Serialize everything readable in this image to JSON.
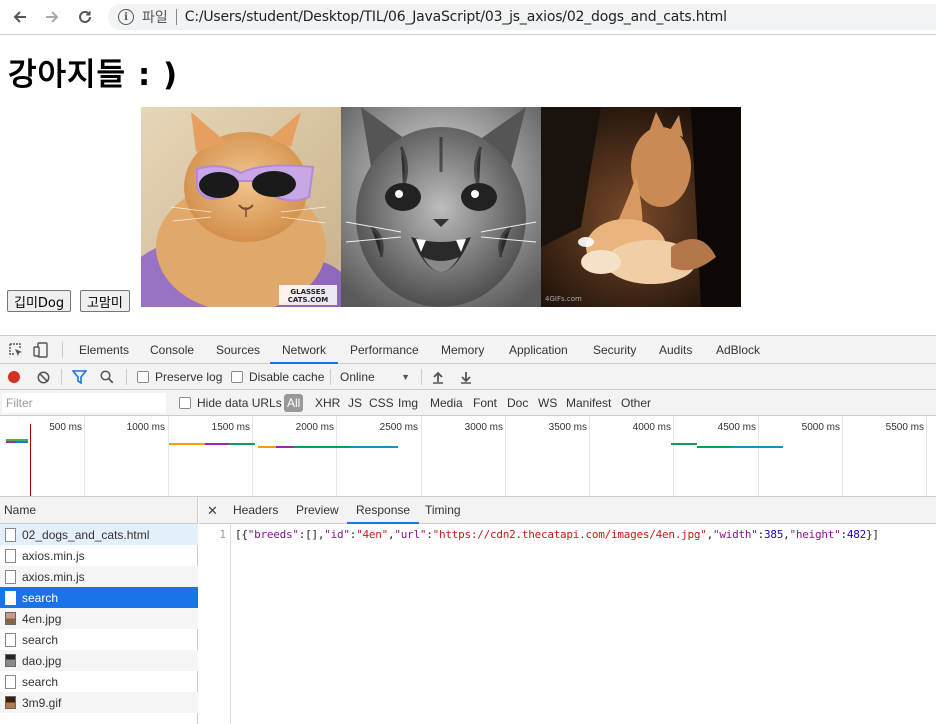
{
  "browser": {
    "scheme_label": "파일",
    "url": "C:/Users/student/Desktop/TIL/06_JavaScript/03_js_axios/02_dogs_and_cats.html"
  },
  "page": {
    "title": "강아지들 : )",
    "buttons": {
      "dog": "깁미Dog",
      "cat": "고맘미"
    },
    "images": [
      {
        "name": "cat-with-sunglasses",
        "watermark": "GLASSES CATS.COM"
      },
      {
        "name": "screaming-kitten"
      },
      {
        "name": "cats-playing",
        "watermark": "4GIFs.com"
      }
    ]
  },
  "devtools": {
    "tabs": [
      "Elements",
      "Console",
      "Sources",
      "Network",
      "Performance",
      "Memory",
      "Application",
      "Security",
      "Audits",
      "AdBlock"
    ],
    "active_tab": "Network",
    "toolbar": {
      "preserve_log": "Preserve log",
      "disable_cache": "Disable cache",
      "throttle": "Online"
    },
    "filter": {
      "placeholder": "Filter",
      "hide_data_urls": "Hide data URLs",
      "types": [
        "All",
        "XHR",
        "JS",
        "CSS",
        "Img",
        "Media",
        "Font",
        "Doc",
        "WS",
        "Manifest",
        "Other"
      ]
    },
    "timeline_ticks": [
      "500 ms",
      "1000 ms",
      "1500 ms",
      "2000 ms",
      "2500 ms",
      "3000 ms",
      "3500 ms",
      "4000 ms",
      "4500 ms",
      "5000 ms",
      "5500 ms"
    ],
    "requests_header": "Name",
    "requests": [
      {
        "name": "02_dogs_and_cats.html",
        "kind": "doc"
      },
      {
        "name": "axios.min.js",
        "kind": "doc"
      },
      {
        "name": "axios.min.js",
        "kind": "doc"
      },
      {
        "name": "search",
        "kind": "doc",
        "selected": true
      },
      {
        "name": "4en.jpg",
        "kind": "img"
      },
      {
        "name": "search",
        "kind": "doc"
      },
      {
        "name": "dao.jpg",
        "kind": "img"
      },
      {
        "name": "search",
        "kind": "doc"
      },
      {
        "name": "3m9.gif",
        "kind": "img"
      }
    ],
    "detail_tabs": [
      "Headers",
      "Preview",
      "Response",
      "Timing"
    ],
    "active_detail_tab": "Response",
    "response": {
      "line_number": "1",
      "code": "[{\"breeds\":[],\"id\":\"4en\",\"url\":\"https://cdn2.thecatapi.com/images/4en.jpg\",\"width\":385,\"height\":482}]"
    },
    "colors": {
      "accent": "#1a73e8",
      "record": "#d93025"
    }
  }
}
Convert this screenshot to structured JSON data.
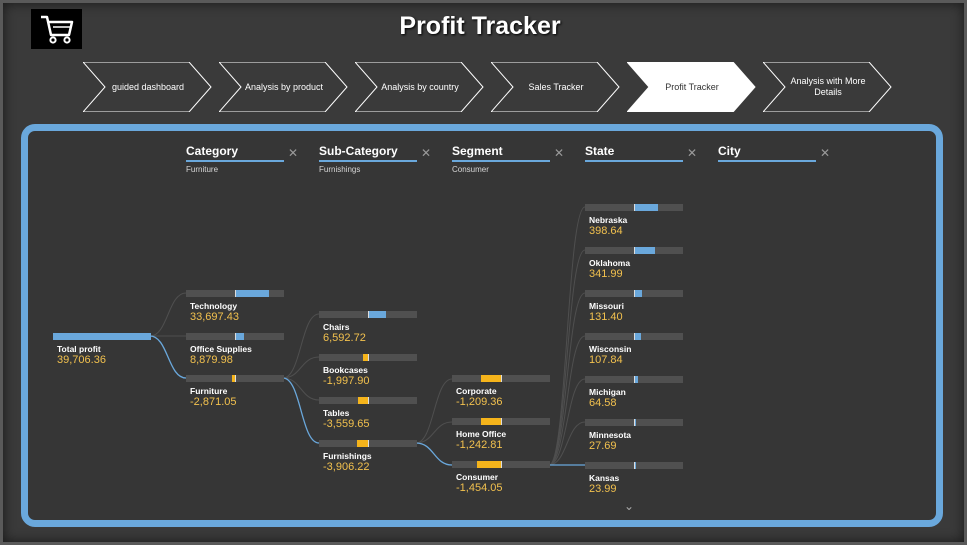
{
  "header": {
    "title": "Profit Tracker",
    "logo_icon": "shopping-cart-icon"
  },
  "nav": {
    "items": [
      {
        "label": "guided dashboard",
        "active": false
      },
      {
        "label": "Analysis by product",
        "active": false
      },
      {
        "label": "Analysis by country",
        "active": false
      },
      {
        "label": "Sales Tracker",
        "active": false
      },
      {
        "label": "Profit Tracker",
        "active": true
      },
      {
        "label": "Analysis with More Details",
        "active": false
      }
    ]
  },
  "tree": {
    "columns": [
      {
        "name": "Category",
        "selected": "Furniture"
      },
      {
        "name": "Sub-Category",
        "selected": "Furnishings"
      },
      {
        "name": "Segment",
        "selected": "Consumer"
      },
      {
        "name": "State",
        "selected": ""
      },
      {
        "name": "City",
        "selected": ""
      }
    ],
    "root": {
      "label": "Total profit",
      "value": "39,706.36",
      "amount": 39706.36
    },
    "category": [
      {
        "label": "Technology",
        "value": "33,697.43",
        "amount": 33697.43
      },
      {
        "label": "Office Supplies",
        "value": "8,879.98",
        "amount": 8879.98
      },
      {
        "label": "Furniture",
        "value": "-2,871.05",
        "amount": -2871.05
      }
    ],
    "subcategory": [
      {
        "label": "Chairs",
        "value": "6,592.72",
        "amount": 6592.72
      },
      {
        "label": "Bookcases",
        "value": "-1,997.90",
        "amount": -1997.9
      },
      {
        "label": "Tables",
        "value": "-3,559.65",
        "amount": -3559.65
      },
      {
        "label": "Furnishings",
        "value": "-3,906.22",
        "amount": -3906.22
      }
    ],
    "segment": [
      {
        "label": "Corporate",
        "value": "-1,209.36",
        "amount": -1209.36
      },
      {
        "label": "Home Office",
        "value": "-1,242.81",
        "amount": -1242.81
      },
      {
        "label": "Consumer",
        "value": "-1,454.05",
        "amount": -1454.05
      }
    ],
    "state": [
      {
        "label": "Nebraska",
        "value": "398.64",
        "amount": 398.64
      },
      {
        "label": "Oklahoma",
        "value": "341.99",
        "amount": 341.99
      },
      {
        "label": "Missouri",
        "value": "131.40",
        "amount": 131.4
      },
      {
        "label": "Wisconsin",
        "value": "107.84",
        "amount": 107.84
      },
      {
        "label": "Michigan",
        "value": "64.58",
        "amount": 64.58
      },
      {
        "label": "Minnesota",
        "value": "27.69",
        "amount": 27.69
      },
      {
        "label": "Kansas",
        "value": "23.99",
        "amount": 23.99
      }
    ]
  },
  "colors": {
    "positive": "#6aa8dc",
    "negative": "#f5b41b",
    "value_text": "#f2c14e",
    "panel_border": "#6aa8dc"
  }
}
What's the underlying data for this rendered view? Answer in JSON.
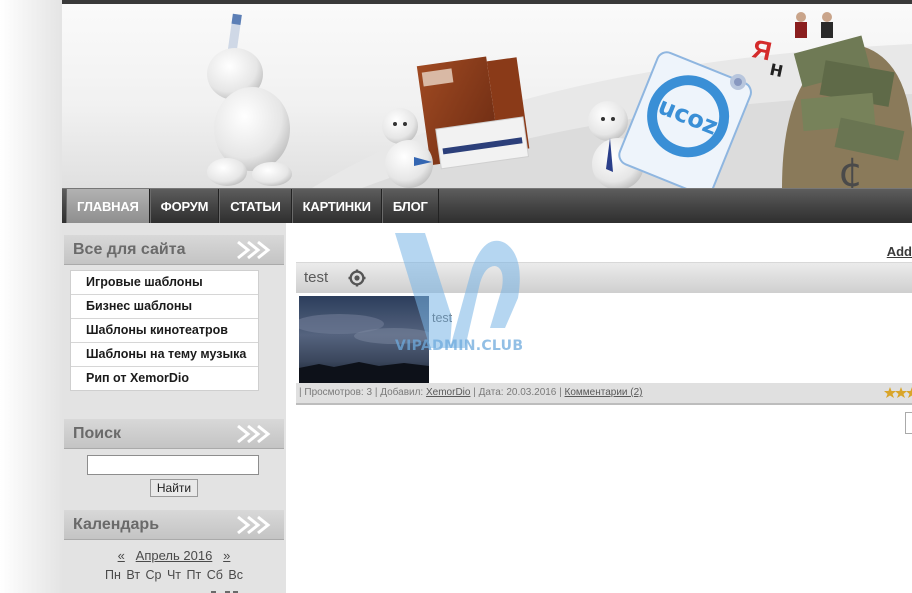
{
  "nav": {
    "items": [
      {
        "label": "ГЛАВНАЯ",
        "active": true
      },
      {
        "label": "ФОРУМ",
        "active": false
      },
      {
        "label": "СТАТЬИ",
        "active": false
      },
      {
        "label": "КАРТИНКИ",
        "active": false
      },
      {
        "label": "БЛОГ",
        "active": false
      }
    ]
  },
  "header": {
    "banner_brand": "ucoz"
  },
  "sidebar": {
    "site_block": {
      "title": "Все для сайта",
      "items": [
        "Игровые шаблоны",
        "Бизнес шаблоны",
        "Шаблоны кинотеатров",
        "Шаблоны на тему музыка",
        "Рип от XemorDio"
      ]
    },
    "search_block": {
      "title": "Поиск",
      "input_value": "",
      "button_label": "Найти"
    },
    "calendar_block": {
      "title": "Календарь",
      "prev": "«",
      "month": "Апрель 2016",
      "next": "»",
      "weekdays": "Пн Вт Ср Чт Пт Сб Вс"
    }
  },
  "content": {
    "add_link": "Add",
    "entry": {
      "title": "test",
      "text": "test",
      "views_label": "| Просмотров: 3 | Добавил: ",
      "author": "XemorDio",
      "date_label": " | Дата: 20.03.2016 | ",
      "comments": "Комментарии (2)"
    }
  },
  "watermark": "VIPADMIN.CLUB",
  "colors": {
    "nav_bg": "#424242",
    "nav_active": "#9a9a9a",
    "sidebar_bg": "#e3e3e3",
    "watermark": "#6aaadc"
  }
}
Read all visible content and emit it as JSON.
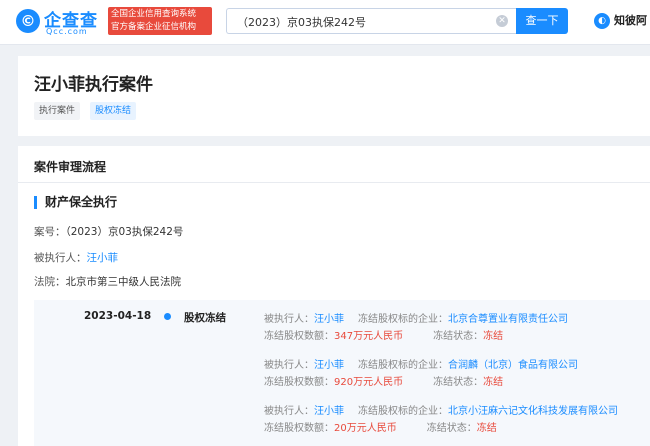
{
  "header": {
    "logo_mark": "©",
    "logo_text": "企查查",
    "logo_sub": "Qcc.com",
    "slogan_line1": "全国企业信用查询系统",
    "slogan_line2": "官方备案企业征信机构",
    "search_value": "（2023）京03执保242号",
    "search_button": "查一下",
    "right_link": "知彼阿"
  },
  "title_card": {
    "title": "汪小菲执行案件",
    "tags": [
      "执行案件",
      "股权冻结"
    ]
  },
  "process": {
    "section_title": "案件审理流程",
    "subsection_title": "财产保全执行",
    "case_no_label": "案号：",
    "case_no_value": "（2023）京03执保242号",
    "executed_label": "被执行人：",
    "executed_value": "汪小菲",
    "court_label": "法院：",
    "court_value": "北京市第三中级人民法院",
    "timeline": {
      "date": "2023-04-18",
      "type": "股权冻结",
      "records": [
        {
          "executed_label": "被执行人：",
          "executed": "汪小菲",
          "company_label": "冻结股权标的企业：",
          "company": "北京合尊置业有限责任公司",
          "amount_label": "冻结股权数额：",
          "amount": "347万元人民币",
          "status_label": "冻结状态：",
          "status": "冻结"
        },
        {
          "executed_label": "被执行人：",
          "executed": "汪小菲",
          "company_label": "冻结股权标的企业：",
          "company": "合润麟（北京）食品有限公司",
          "amount_label": "冻结股权数额：",
          "amount": "920万元人民币",
          "status_label": "冻结状态：",
          "status": "冻结"
        },
        {
          "executed_label": "被执行人：",
          "executed": "汪小菲",
          "company_label": "冻结股权标的企业：",
          "company": "北京小汪麻六记文化科技发展有限公司",
          "amount_label": "冻结股权数额：",
          "amount": "20万元人民币",
          "status_label": "冻结状态：",
          "status": "冻结"
        }
      ]
    }
  },
  "colors": {
    "accent": "#1a8cff",
    "danger": "#e84a3c"
  }
}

..........

Given problem
Read the entries above, then pull out the lines that include "images".

Exercise output
    "images": [
      "code": "[{\"breeds\":[],\"id\":\"4en\",\"url\":\"https://cdn2.thecatapi.com/images/4en.jpg\",\"width\":385,\"height\":482}]"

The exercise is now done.